Work to be completed ▸ Restate, word for word, every line of the data.

# Start of Material provided

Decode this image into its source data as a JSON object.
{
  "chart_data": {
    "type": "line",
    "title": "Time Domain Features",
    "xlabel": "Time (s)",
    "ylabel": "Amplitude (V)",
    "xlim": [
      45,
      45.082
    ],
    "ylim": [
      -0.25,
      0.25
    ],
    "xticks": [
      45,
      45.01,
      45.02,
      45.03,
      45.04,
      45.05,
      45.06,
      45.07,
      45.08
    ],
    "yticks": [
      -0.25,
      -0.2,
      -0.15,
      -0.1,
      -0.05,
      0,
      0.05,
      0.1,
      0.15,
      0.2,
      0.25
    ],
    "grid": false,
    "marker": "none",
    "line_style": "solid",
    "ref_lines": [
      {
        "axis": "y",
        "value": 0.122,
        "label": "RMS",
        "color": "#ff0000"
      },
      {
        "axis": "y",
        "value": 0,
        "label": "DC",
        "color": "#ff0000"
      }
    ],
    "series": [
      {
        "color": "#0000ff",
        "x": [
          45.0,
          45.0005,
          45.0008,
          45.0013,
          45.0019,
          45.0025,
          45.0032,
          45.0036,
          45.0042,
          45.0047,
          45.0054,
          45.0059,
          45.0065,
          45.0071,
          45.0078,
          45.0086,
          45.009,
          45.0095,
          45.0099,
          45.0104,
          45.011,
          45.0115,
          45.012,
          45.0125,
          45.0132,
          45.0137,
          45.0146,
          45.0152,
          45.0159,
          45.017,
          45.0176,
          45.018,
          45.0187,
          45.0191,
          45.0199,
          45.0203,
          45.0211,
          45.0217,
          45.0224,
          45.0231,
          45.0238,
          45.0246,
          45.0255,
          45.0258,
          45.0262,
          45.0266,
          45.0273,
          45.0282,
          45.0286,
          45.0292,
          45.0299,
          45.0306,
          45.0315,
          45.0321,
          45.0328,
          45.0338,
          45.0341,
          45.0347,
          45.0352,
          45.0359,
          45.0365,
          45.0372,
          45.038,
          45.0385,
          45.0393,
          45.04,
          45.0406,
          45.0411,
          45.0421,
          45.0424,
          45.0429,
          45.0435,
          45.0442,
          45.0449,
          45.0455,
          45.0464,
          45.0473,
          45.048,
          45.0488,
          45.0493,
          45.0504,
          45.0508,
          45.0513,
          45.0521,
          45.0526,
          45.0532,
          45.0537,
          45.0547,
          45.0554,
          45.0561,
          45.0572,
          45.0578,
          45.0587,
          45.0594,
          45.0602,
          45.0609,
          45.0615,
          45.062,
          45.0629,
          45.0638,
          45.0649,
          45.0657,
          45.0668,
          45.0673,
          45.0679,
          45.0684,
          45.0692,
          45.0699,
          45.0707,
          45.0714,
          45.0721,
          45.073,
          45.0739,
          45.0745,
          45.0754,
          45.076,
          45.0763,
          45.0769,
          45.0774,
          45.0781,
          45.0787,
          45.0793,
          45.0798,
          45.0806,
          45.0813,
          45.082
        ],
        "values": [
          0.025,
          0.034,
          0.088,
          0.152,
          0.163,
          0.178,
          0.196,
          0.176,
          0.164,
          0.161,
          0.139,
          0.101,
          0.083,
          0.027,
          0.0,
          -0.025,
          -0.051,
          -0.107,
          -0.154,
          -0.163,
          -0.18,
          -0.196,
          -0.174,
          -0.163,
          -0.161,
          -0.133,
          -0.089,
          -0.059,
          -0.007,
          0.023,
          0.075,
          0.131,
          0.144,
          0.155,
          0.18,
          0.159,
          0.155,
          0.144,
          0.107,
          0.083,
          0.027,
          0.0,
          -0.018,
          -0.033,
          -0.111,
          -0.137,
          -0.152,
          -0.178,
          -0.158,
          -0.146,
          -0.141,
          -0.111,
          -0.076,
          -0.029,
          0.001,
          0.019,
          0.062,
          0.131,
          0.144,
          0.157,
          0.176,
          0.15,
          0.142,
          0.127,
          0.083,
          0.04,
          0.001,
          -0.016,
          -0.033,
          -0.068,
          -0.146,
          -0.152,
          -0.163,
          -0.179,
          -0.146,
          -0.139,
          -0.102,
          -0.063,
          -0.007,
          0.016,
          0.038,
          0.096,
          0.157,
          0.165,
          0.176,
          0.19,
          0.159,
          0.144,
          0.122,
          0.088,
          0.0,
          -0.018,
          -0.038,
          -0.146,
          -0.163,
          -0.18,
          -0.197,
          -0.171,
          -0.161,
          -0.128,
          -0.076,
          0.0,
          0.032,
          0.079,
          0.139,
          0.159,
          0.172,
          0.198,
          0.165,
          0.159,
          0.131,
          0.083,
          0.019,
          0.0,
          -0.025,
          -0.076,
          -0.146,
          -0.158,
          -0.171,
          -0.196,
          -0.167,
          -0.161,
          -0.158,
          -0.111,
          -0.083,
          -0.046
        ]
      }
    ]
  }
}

# End of Material provided

Expected answer ▸
Decode this image into its source data as a JSON object.
{
  "chart_data": {
    "type": "line",
    "title": "Time Domain Features",
    "xlabel": "Time (s)",
    "ylabel": "Amplitude (V)",
    "xlim": [
      45,
      45.082
    ],
    "ylim": [
      -0.25,
      0.25
    ],
    "xticks": [
      45,
      45.01,
      45.02,
      45.03,
      45.04,
      45.05,
      45.06,
      45.07,
      45.08
    ],
    "yticks": [
      -0.25,
      -0.2,
      -0.15,
      -0.1,
      -0.05,
      0,
      0.05,
      0.1,
      0.15,
      0.2,
      0.25
    ],
    "grid": false,
    "marker": "none",
    "line_style": "solid",
    "ref_lines": [
      {
        "axis": "y",
        "value": 0.122,
        "label": "RMS",
        "color": "#ff0000"
      },
      {
        "axis": "y",
        "value": 0,
        "label": "DC",
        "color": "#ff0000"
      }
    ],
    "series": [
      {
        "color": "#0000ff",
        "x": [
          45.0,
          45.0005,
          45.0008,
          45.0013,
          45.0019,
          45.0025,
          45.0032,
          45.0036,
          45.0042,
          45.0047,
          45.0054,
          45.0059,
          45.0065,
          45.0071,
          45.0078,
          45.0086,
          45.009,
          45.0095,
          45.0099,
          45.0104,
          45.011,
          45.0115,
          45.012,
          45.0125,
          45.0132,
          45.0137,
          45.0146,
          45.0152,
          45.0159,
          45.017,
          45.0176,
          45.018,
          45.0187,
          45.0191,
          45.0199,
          45.0203,
          45.0211,
          45.0217,
          45.0224,
          45.0231,
          45.0238,
          45.0246,
          45.0255,
          45.0258,
          45.0262,
          45.0266,
          45.0273,
          45.0282,
          45.0286,
          45.0292,
          45.0299,
          45.0306,
          45.0315,
          45.0321,
          45.0328,
          45.0338,
          45.0341,
          45.0347,
          45.0352,
          45.0359,
          45.0365,
          45.0372,
          45.038,
          45.0385,
          45.0393,
          45.04,
          45.0406,
          45.0411,
          45.0421,
          45.0424,
          45.0429,
          45.0435,
          45.0442,
          45.0449,
          45.0455,
          45.0464,
          45.0473,
          45.048,
          45.0488,
          45.0493,
          45.0504,
          45.0508,
          45.0513,
          45.0521,
          45.0526,
          45.0532,
          45.0537,
          45.0547,
          45.0554,
          45.0561,
          45.0572,
          45.0578,
          45.0587,
          45.0594,
          45.0602,
          45.0609,
          45.0615,
          45.062,
          45.0629,
          45.0638,
          45.0649,
          45.0657,
          45.0668,
          45.0673,
          45.0679,
          45.0684,
          45.0692,
          45.0699,
          45.0707,
          45.0714,
          45.0721,
          45.073,
          45.0739,
          45.0745,
          45.0754,
          45.076,
          45.0763,
          45.0769,
          45.0774,
          45.0781,
          45.0787,
          45.0793,
          45.0798,
          45.0806,
          45.0813,
          45.082
        ],
        "values": [
          0.025,
          0.034,
          0.088,
          0.152,
          0.163,
          0.178,
          0.196,
          0.176,
          0.164,
          0.161,
          0.139,
          0.101,
          0.083,
          0.027,
          0.0,
          -0.025,
          -0.051,
          -0.107,
          -0.154,
          -0.163,
          -0.18,
          -0.196,
          -0.174,
          -0.163,
          -0.161,
          -0.133,
          -0.089,
          -0.059,
          -0.007,
          0.023,
          0.075,
          0.131,
          0.144,
          0.155,
          0.18,
          0.159,
          0.155,
          0.144,
          0.107,
          0.083,
          0.027,
          0.0,
          -0.018,
          -0.033,
          -0.111,
          -0.137,
          -0.152,
          -0.178,
          -0.158,
          -0.146,
          -0.141,
          -0.111,
          -0.076,
          -0.029,
          0.001,
          0.019,
          0.062,
          0.131,
          0.144,
          0.157,
          0.176,
          0.15,
          0.142,
          0.127,
          0.083,
          0.04,
          0.001,
          -0.016,
          -0.033,
          -0.068,
          -0.146,
          -0.152,
          -0.163,
          -0.179,
          -0.146,
          -0.139,
          -0.102,
          -0.063,
          -0.007,
          0.016,
          0.038,
          0.096,
          0.157,
          0.165,
          0.176,
          0.19,
          0.159,
          0.144,
          0.122,
          0.088,
          0.0,
          -0.018,
          -0.038,
          -0.146,
          -0.163,
          -0.18,
          -0.197,
          -0.171,
          -0.161,
          -0.128,
          -0.076,
          0.0,
          0.032,
          0.079,
          0.139,
          0.159,
          0.172,
          0.198,
          0.165,
          0.159,
          0.131,
          0.083,
          0.019,
          0.0,
          -0.025,
          -0.076,
          -0.146,
          -0.158,
          -0.171,
          -0.196,
          -0.167,
          -0.161,
          -0.158,
          -0.111,
          -0.083,
          -0.046
        ]
      }
    ]
  }
}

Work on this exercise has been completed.